(Exercise): Gather up the lines that contain "slope".

(Extracted entries):

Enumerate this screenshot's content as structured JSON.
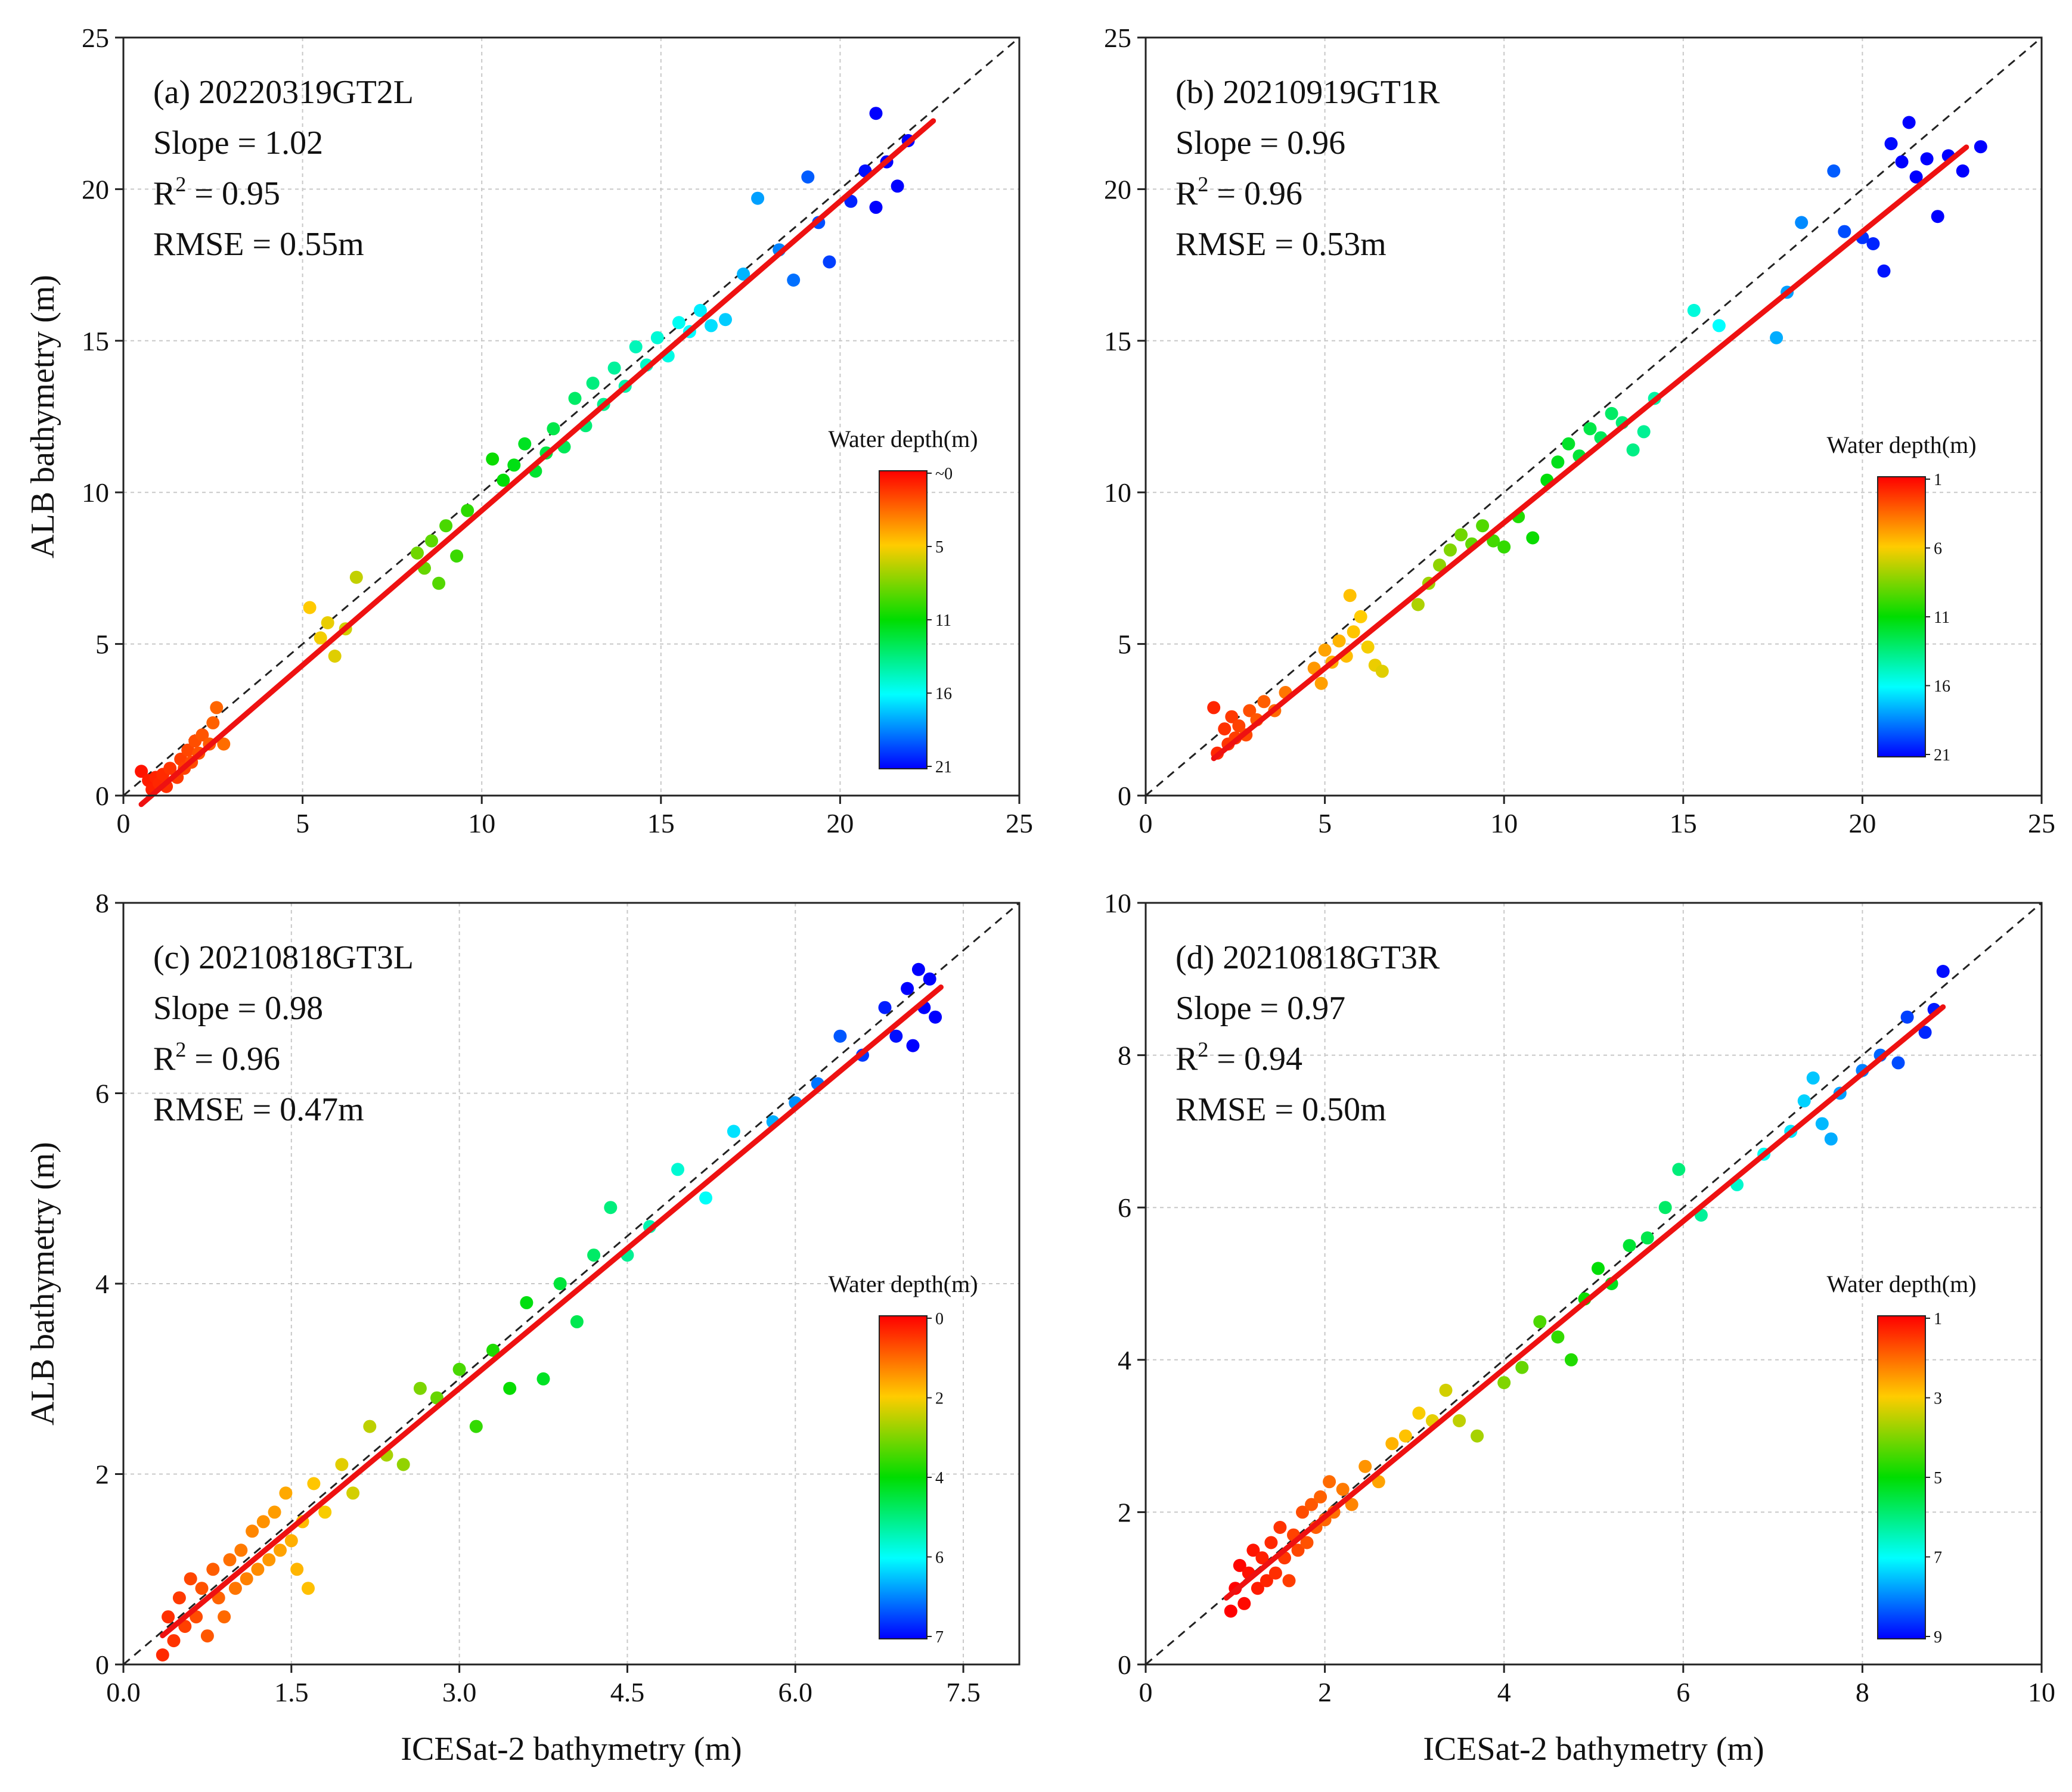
{
  "chart_data": [
    {
      "type": "scatter",
      "panel": "a",
      "label": "(a) 20220319GT2L",
      "stats": {
        "slope": "Slope = 1.02",
        "r2_prefix": "R",
        "r2_value": " = 0.95",
        "rmse": "RMSE = 0.55m"
      },
      "xlabel": "",
      "ylabel": "ALB bathymetry (m)",
      "xlim": [
        0,
        25
      ],
      "ylim": [
        0,
        25
      ],
      "xticks": [
        "0",
        "5",
        "10",
        "15",
        "20",
        "25"
      ],
      "yticks": [
        "0",
        "5",
        "10",
        "15",
        "20",
        "25"
      ],
      "fit": {
        "slope": 1.02,
        "intercept": -0.8,
        "x_range": [
          0.5,
          22.6
        ]
      },
      "colorbar": {
        "title": "Water depth(m)",
        "ticks": [
          "~0",
          "5",
          "11",
          "16",
          "21"
        ],
        "range": [
          0,
          21
        ]
      },
      "points": [
        [
          0.5,
          0.8
        ],
        [
          0.7,
          0.5
        ],
        [
          0.8,
          0.2
        ],
        [
          0.9,
          0.6
        ],
        [
          1.0,
          0.4
        ],
        [
          1.1,
          0.7
        ],
        [
          1.2,
          0.3
        ],
        [
          1.3,
          0.9
        ],
        [
          1.5,
          0.6
        ],
        [
          1.6,
          1.2
        ],
        [
          1.7,
          0.9
        ],
        [
          1.8,
          1.5
        ],
        [
          1.9,
          1.1
        ],
        [
          2.0,
          1.8
        ],
        [
          2.1,
          1.4
        ],
        [
          2.2,
          2.0
        ],
        [
          2.4,
          1.7
        ],
        [
          2.5,
          2.4
        ],
        [
          2.6,
          2.9
        ],
        [
          2.8,
          1.7
        ],
        [
          5.2,
          6.2
        ],
        [
          5.5,
          5.2
        ],
        [
          5.7,
          5.7
        ],
        [
          5.9,
          4.6
        ],
        [
          6.2,
          5.5
        ],
        [
          6.5,
          7.2
        ],
        [
          8.2,
          8.0
        ],
        [
          8.4,
          7.5
        ],
        [
          8.6,
          8.4
        ],
        [
          8.8,
          7.0
        ],
        [
          9.0,
          8.9
        ],
        [
          9.3,
          7.9
        ],
        [
          9.6,
          9.4
        ],
        [
          10.3,
          11.1
        ],
        [
          10.6,
          10.4
        ],
        [
          10.9,
          10.9
        ],
        [
          11.2,
          11.6
        ],
        [
          11.5,
          10.7
        ],
        [
          11.8,
          11.3
        ],
        [
          12.0,
          12.1
        ],
        [
          12.3,
          11.5
        ],
        [
          12.6,
          13.1
        ],
        [
          12.9,
          12.2
        ],
        [
          13.1,
          13.6
        ],
        [
          13.4,
          12.9
        ],
        [
          13.7,
          14.1
        ],
        [
          14.0,
          13.5
        ],
        [
          14.3,
          14.8
        ],
        [
          14.6,
          14.2
        ],
        [
          14.9,
          15.1
        ],
        [
          15.2,
          14.5
        ],
        [
          15.5,
          15.6
        ],
        [
          15.8,
          15.3
        ],
        [
          16.1,
          16.0
        ],
        [
          16.4,
          15.5
        ],
        [
          16.8,
          15.7
        ],
        [
          17.3,
          17.2
        ],
        [
          17.7,
          19.7
        ],
        [
          18.3,
          18.0
        ],
        [
          18.7,
          17.0
        ],
        [
          19.1,
          20.4
        ],
        [
          19.4,
          18.9
        ],
        [
          19.7,
          17.6
        ],
        [
          20.3,
          19.6
        ],
        [
          20.7,
          20.6
        ],
        [
          21.0,
          19.4
        ],
        [
          21.3,
          20.9
        ],
        [
          21.6,
          20.1
        ],
        [
          21.9,
          21.6
        ],
        [
          21.0,
          22.5
        ]
      ]
    },
    {
      "type": "scatter",
      "panel": "b",
      "label": "(b) 20210919GT1R",
      "stats": {
        "slope": "Slope = 0.96",
        "r2_prefix": "R",
        "r2_value": " = 0.96",
        "rmse": "RMSE = 0.53m"
      },
      "xlabel": "",
      "ylabel": "",
      "xlim": [
        0,
        25
      ],
      "ylim": [
        0,
        25
      ],
      "xticks": [
        "0",
        "5",
        "10",
        "15",
        "20",
        "25"
      ],
      "yticks": [
        "0",
        "5",
        "10",
        "15",
        "20",
        "25"
      ],
      "fit": {
        "slope": 0.96,
        "intercept": -0.6,
        "x_range": [
          1.9,
          22.9
        ]
      },
      "colorbar": {
        "title": "Water depth(m)",
        "ticks": [
          "1",
          "6",
          "11",
          "16",
          "21"
        ],
        "range": [
          1,
          21
        ]
      },
      "points": [
        [
          1.9,
          2.9
        ],
        [
          2.0,
          1.4
        ],
        [
          2.2,
          2.2
        ],
        [
          2.3,
          1.7
        ],
        [
          2.4,
          2.6
        ],
        [
          2.5,
          1.9
        ],
        [
          2.6,
          2.3
        ],
        [
          2.8,
          2.0
        ],
        [
          2.9,
          2.8
        ],
        [
          3.1,
          2.5
        ],
        [
          3.3,
          3.1
        ],
        [
          3.6,
          2.8
        ],
        [
          3.9,
          3.4
        ],
        [
          4.7,
          4.2
        ],
        [
          4.9,
          3.7
        ],
        [
          5.0,
          4.8
        ],
        [
          5.2,
          4.4
        ],
        [
          5.4,
          5.1
        ],
        [
          5.6,
          4.6
        ],
        [
          5.8,
          5.4
        ],
        [
          6.0,
          5.9
        ],
        [
          6.2,
          4.9
        ],
        [
          6.4,
          4.3
        ],
        [
          6.6,
          4.1
        ],
        [
          5.7,
          6.6
        ],
        [
          7.6,
          6.3
        ],
        [
          7.9,
          7.0
        ],
        [
          8.2,
          7.6
        ],
        [
          8.5,
          8.1
        ],
        [
          8.8,
          8.6
        ],
        [
          9.1,
          8.3
        ],
        [
          9.4,
          8.9
        ],
        [
          9.7,
          8.4
        ],
        [
          10.0,
          8.2
        ],
        [
          10.4,
          9.2
        ],
        [
          10.8,
          8.5
        ],
        [
          11.2,
          10.4
        ],
        [
          11.5,
          11.0
        ],
        [
          11.8,
          11.6
        ],
        [
          12.1,
          11.2
        ],
        [
          12.4,
          12.1
        ],
        [
          12.7,
          11.8
        ],
        [
          13.0,
          12.6
        ],
        [
          13.3,
          12.3
        ],
        [
          13.6,
          11.4
        ],
        [
          13.9,
          12.0
        ],
        [
          14.2,
          13.1
        ],
        [
          15.3,
          16.0
        ],
        [
          16.0,
          15.5
        ],
        [
          17.6,
          15.1
        ],
        [
          17.9,
          16.6
        ],
        [
          18.3,
          18.9
        ],
        [
          19.2,
          20.6
        ],
        [
          19.5,
          18.6
        ],
        [
          20.0,
          18.4
        ],
        [
          20.3,
          18.2
        ],
        [
          20.6,
          17.3
        ],
        [
          20.8,
          21.5
        ],
        [
          21.1,
          20.9
        ],
        [
          21.3,
          22.2
        ],
        [
          21.5,
          20.4
        ],
        [
          21.8,
          21.0
        ],
        [
          22.1,
          19.1
        ],
        [
          22.4,
          21.1
        ],
        [
          22.8,
          20.6
        ],
        [
          23.3,
          21.4
        ]
      ]
    },
    {
      "type": "scatter",
      "panel": "c",
      "label": "(c) 20210818GT3L",
      "stats": {
        "slope": "Slope = 0.98",
        "r2_prefix": "R",
        "r2_value": " = 0.96",
        "rmse": "RMSE = 0.47m"
      },
      "xlabel": "ICESat-2 bathymetry (m)",
      "ylabel": "ALB bathymetry (m)",
      "xlim": [
        0,
        8.0
      ],
      "ylim": [
        0,
        8
      ],
      "xticks": [
        "0.0",
        "1.5",
        "3.0",
        "4.5",
        "6.0",
        "7.5"
      ],
      "yticks": [
        "0",
        "2",
        "4",
        "6",
        "8"
      ],
      "fit": {
        "slope": 0.98,
        "intercept": -0.04,
        "x_range": [
          0.35,
          7.3
        ]
      },
      "colorbar": {
        "title": "Water depth(m)",
        "ticks": [
          "0",
          "2",
          "4",
          "6",
          "7"
        ],
        "range": [
          0,
          7
        ]
      },
      "points": [
        [
          0.35,
          0.1
        ],
        [
          0.4,
          0.5
        ],
        [
          0.45,
          0.25
        ],
        [
          0.5,
          0.7
        ],
        [
          0.55,
          0.4
        ],
        [
          0.6,
          0.9
        ],
        [
          0.65,
          0.5
        ],
        [
          0.7,
          0.8
        ],
        [
          0.75,
          0.3
        ],
        [
          0.8,
          1.0
        ],
        [
          0.85,
          0.7
        ],
        [
          0.9,
          0.5
        ],
        [
          0.95,
          1.1
        ],
        [
          1.0,
          0.8
        ],
        [
          1.05,
          1.2
        ],
        [
          1.1,
          0.9
        ],
        [
          1.15,
          1.4
        ],
        [
          1.2,
          1.0
        ],
        [
          1.25,
          1.5
        ],
        [
          1.3,
          1.1
        ],
        [
          1.35,
          1.6
        ],
        [
          1.4,
          1.2
        ],
        [
          1.45,
          1.8
        ],
        [
          1.5,
          1.3
        ],
        [
          1.55,
          1.0
        ],
        [
          1.6,
          1.5
        ],
        [
          1.65,
          0.8
        ],
        [
          1.7,
          1.9
        ],
        [
          1.8,
          1.6
        ],
        [
          1.95,
          2.1
        ],
        [
          2.05,
          1.8
        ],
        [
          2.2,
          2.5
        ],
        [
          2.35,
          2.2
        ],
        [
          2.5,
          2.1
        ],
        [
          2.65,
          2.9
        ],
        [
          2.8,
          2.8
        ],
        [
          3.0,
          3.1
        ],
        [
          3.15,
          2.5
        ],
        [
          3.3,
          3.3
        ],
        [
          3.45,
          2.9
        ],
        [
          3.6,
          3.8
        ],
        [
          3.75,
          3.0
        ],
        [
          3.9,
          4.0
        ],
        [
          4.05,
          3.6
        ],
        [
          4.2,
          4.3
        ],
        [
          4.35,
          4.8
        ],
        [
          4.5,
          4.3
        ],
        [
          4.7,
          4.6
        ],
        [
          4.95,
          5.2
        ],
        [
          5.2,
          4.9
        ],
        [
          5.45,
          5.6
        ],
        [
          5.8,
          5.7
        ],
        [
          6.0,
          5.9
        ],
        [
          6.2,
          6.1
        ],
        [
          6.4,
          6.6
        ],
        [
          6.6,
          6.4
        ],
        [
          6.8,
          6.9
        ],
        [
          6.9,
          6.6
        ],
        [
          7.0,
          7.1
        ],
        [
          7.05,
          6.5
        ],
        [
          7.1,
          7.3
        ],
        [
          7.15,
          6.9
        ],
        [
          7.2,
          7.2
        ],
        [
          7.25,
          6.8
        ]
      ]
    },
    {
      "type": "scatter",
      "panel": "d",
      "label": "(d) 20210818GT3R",
      "stats": {
        "slope": "Slope = 0.97",
        "r2_prefix": "R",
        "r2_value": " = 0.94",
        "rmse": "RMSE = 0.50m"
      },
      "xlabel": "ICESat-2 bathymetry (m)",
      "ylabel": "",
      "xlim": [
        0,
        10
      ],
      "ylim": [
        0,
        10
      ],
      "xticks": [
        "0",
        "2",
        "4",
        "6",
        "8",
        "10"
      ],
      "yticks": [
        "0",
        "2",
        "4",
        "6",
        "8",
        "10"
      ],
      "fit": {
        "slope": 0.97,
        "intercept": -0.0,
        "x_range": [
          0.9,
          8.9
        ]
      },
      "colorbar": {
        "title": "Water depth(m)",
        "ticks": [
          "1",
          "3",
          "5",
          "7",
          "9"
        ],
        "range": [
          1,
          9
        ]
      },
      "points": [
        [
          0.95,
          0.7
        ],
        [
          1.0,
          1.0
        ],
        [
          1.05,
          1.3
        ],
        [
          1.1,
          0.8
        ],
        [
          1.15,
          1.2
        ],
        [
          1.2,
          1.5
        ],
        [
          1.25,
          1.0
        ],
        [
          1.3,
          1.4
        ],
        [
          1.35,
          1.1
        ],
        [
          1.4,
          1.6
        ],
        [
          1.45,
          1.2
        ],
        [
          1.5,
          1.8
        ],
        [
          1.55,
          1.4
        ],
        [
          1.6,
          1.1
        ],
        [
          1.65,
          1.7
        ],
        [
          1.7,
          1.5
        ],
        [
          1.75,
          2.0
        ],
        [
          1.8,
          1.6
        ],
        [
          1.85,
          2.1
        ],
        [
          1.9,
          1.8
        ],
        [
          1.95,
          2.2
        ],
        [
          2.0,
          1.9
        ],
        [
          2.05,
          2.4
        ],
        [
          2.1,
          2.0
        ],
        [
          2.2,
          2.3
        ],
        [
          2.3,
          2.1
        ],
        [
          2.45,
          2.6
        ],
        [
          2.6,
          2.4
        ],
        [
          2.75,
          2.9
        ],
        [
          2.9,
          3.0
        ],
        [
          3.05,
          3.3
        ],
        [
          3.2,
          3.2
        ],
        [
          3.35,
          3.6
        ],
        [
          3.5,
          3.2
        ],
        [
          3.7,
          3.0
        ],
        [
          4.0,
          3.7
        ],
        [
          4.2,
          3.9
        ],
        [
          4.4,
          4.5
        ],
        [
          4.6,
          4.3
        ],
        [
          4.75,
          4.0
        ],
        [
          4.9,
          4.8
        ],
        [
          5.05,
          5.2
        ],
        [
          5.2,
          5.0
        ],
        [
          5.4,
          5.5
        ],
        [
          5.6,
          5.6
        ],
        [
          5.8,
          6.0
        ],
        [
          5.95,
          6.5
        ],
        [
          6.2,
          5.9
        ],
        [
          6.6,
          6.3
        ],
        [
          6.9,
          6.7
        ],
        [
          7.2,
          7.0
        ],
        [
          7.35,
          7.4
        ],
        [
          7.45,
          7.7
        ],
        [
          7.55,
          7.1
        ],
        [
          7.65,
          6.9
        ],
        [
          7.75,
          7.5
        ],
        [
          8.0,
          7.8
        ],
        [
          8.2,
          8.0
        ],
        [
          8.4,
          7.9
        ],
        [
          8.5,
          8.5
        ],
        [
          8.7,
          8.3
        ],
        [
          8.8,
          8.6
        ],
        [
          8.9,
          9.1
        ]
      ]
    }
  ]
}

(Full output):
        "slope": "Slope = 1.02",
        "slope": 1.02,
        "slope": "Slope = 0.96",
        "slope": 0.96,
        "slope": "Slope = 0.98",
        "slope": 0.98,
        "slope": "Slope = 0.97",
        "slope": 0.97,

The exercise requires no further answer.